• **Stated exercise**: The data follows this line. Copy verbatim the line with "Transcribe the text in this document." and each line after it to the end.

•••

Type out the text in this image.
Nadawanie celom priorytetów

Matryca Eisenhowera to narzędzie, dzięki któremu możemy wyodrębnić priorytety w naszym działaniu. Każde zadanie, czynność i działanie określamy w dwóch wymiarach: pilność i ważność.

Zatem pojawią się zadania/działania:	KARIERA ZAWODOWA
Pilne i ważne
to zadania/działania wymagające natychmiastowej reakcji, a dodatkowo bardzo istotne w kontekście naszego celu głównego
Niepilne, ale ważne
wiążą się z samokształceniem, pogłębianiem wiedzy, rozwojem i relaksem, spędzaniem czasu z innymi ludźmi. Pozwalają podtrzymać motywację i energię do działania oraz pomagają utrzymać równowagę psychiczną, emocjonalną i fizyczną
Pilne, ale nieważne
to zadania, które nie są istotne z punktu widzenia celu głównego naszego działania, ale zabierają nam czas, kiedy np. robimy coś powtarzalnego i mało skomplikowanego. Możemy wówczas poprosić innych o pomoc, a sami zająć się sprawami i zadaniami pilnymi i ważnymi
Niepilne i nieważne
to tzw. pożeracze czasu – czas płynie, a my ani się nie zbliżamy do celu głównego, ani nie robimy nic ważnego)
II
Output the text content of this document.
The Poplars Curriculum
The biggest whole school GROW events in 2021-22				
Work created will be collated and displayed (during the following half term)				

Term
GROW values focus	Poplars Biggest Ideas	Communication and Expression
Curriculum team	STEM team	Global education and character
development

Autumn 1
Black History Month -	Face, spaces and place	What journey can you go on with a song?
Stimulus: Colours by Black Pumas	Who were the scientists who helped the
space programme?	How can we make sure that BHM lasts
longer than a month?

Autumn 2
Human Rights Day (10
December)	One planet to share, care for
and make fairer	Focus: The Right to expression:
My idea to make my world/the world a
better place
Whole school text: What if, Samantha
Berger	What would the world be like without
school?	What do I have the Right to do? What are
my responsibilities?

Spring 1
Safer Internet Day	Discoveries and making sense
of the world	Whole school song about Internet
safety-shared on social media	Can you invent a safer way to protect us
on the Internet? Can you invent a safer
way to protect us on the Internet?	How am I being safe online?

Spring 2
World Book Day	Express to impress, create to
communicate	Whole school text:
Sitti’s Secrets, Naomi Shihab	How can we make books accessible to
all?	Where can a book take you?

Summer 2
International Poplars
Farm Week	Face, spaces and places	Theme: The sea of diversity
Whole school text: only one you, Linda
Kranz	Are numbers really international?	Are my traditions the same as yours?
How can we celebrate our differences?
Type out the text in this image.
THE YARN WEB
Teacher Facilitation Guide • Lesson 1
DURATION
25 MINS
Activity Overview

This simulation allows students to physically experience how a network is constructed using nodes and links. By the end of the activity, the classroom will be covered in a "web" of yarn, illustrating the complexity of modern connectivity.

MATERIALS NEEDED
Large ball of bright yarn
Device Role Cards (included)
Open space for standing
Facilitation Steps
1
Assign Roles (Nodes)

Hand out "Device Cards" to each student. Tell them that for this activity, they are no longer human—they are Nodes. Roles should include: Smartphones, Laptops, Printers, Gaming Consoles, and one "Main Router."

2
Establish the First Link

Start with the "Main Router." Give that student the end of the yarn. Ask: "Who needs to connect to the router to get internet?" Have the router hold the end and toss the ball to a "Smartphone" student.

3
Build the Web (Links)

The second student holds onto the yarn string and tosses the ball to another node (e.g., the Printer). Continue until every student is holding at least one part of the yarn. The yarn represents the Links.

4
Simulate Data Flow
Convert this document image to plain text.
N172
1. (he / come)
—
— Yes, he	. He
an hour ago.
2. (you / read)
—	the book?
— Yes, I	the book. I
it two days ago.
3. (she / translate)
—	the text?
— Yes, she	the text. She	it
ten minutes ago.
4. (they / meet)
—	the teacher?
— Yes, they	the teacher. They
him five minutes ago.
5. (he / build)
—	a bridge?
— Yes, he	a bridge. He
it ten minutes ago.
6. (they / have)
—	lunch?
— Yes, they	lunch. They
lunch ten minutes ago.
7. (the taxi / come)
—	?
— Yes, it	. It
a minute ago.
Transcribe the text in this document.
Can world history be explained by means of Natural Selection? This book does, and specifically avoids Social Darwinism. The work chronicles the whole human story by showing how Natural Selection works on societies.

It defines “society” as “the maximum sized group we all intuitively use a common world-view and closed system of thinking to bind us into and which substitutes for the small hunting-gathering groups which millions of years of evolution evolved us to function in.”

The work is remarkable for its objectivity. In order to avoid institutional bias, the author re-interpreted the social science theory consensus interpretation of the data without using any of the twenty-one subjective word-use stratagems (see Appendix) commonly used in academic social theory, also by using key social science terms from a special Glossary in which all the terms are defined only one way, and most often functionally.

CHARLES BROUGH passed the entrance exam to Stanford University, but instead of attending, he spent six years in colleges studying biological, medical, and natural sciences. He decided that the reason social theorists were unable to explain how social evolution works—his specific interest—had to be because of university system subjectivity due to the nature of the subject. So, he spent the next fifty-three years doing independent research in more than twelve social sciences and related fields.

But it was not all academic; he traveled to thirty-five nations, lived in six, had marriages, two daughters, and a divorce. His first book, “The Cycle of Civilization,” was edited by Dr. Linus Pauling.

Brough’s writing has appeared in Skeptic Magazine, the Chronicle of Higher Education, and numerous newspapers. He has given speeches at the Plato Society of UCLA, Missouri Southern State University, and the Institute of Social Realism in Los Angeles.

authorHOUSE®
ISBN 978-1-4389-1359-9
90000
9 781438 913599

•••

• **Reply to the task**:
Transcribe the text in this document.
Can world history be explained by means of Natural Selection? This book does, and specifically avoids Social Darwinism. The work chronicles the whole human story by showing how Natural Selection works on societies.

It defines “society” as “the maximum sized group we all intuitively use a common world-view and closed system of thinking to bind us into and which substitutes for the small hunting-gathering groups which millions of years of evolution evolved us to function in.”

The work is remarkable for its objectivity. In order to avoid institutional bias, the author re-interpreted the social science theory consensus interpretation of the data without using any of the twenty-one subjective word-use stratagems (see Appendix) commonly used in academic social theory, also by using key social science terms from a special Glossary in which all the terms are defined only one way, and most often functionally.

CHARLES BROUGH passed the entrance exam to Stanford University, but instead of attending, he spent six years in colleges studying biological, medical, and natural sciences. He decided that the reason social theorists were unable to explain how social evolution works—his specific interest—had to be because of university system subjectivity due to the nature of the subject. So, he spent the next fifty-three years doing independent research in more than twelve social sciences and related fields.

But it was not all academic; he traveled to thirty-five nations, lived in six, had marriages, two daughters, and a divorce. His first book, “The Cycle of Civilization,” was edited by Dr. Linus Pauling.

Brough’s writing has appeared in Skeptic Magazine, the Chronicle of Higher Education, and numerous newspapers. He has given speeches at the Plato Society of UCLA, Missouri Southern State University, and the Institute of Social Realism in Los Angeles.

authorHOUSE®
ISBN 978-1-4389-1359-9
90000
9 781438 913599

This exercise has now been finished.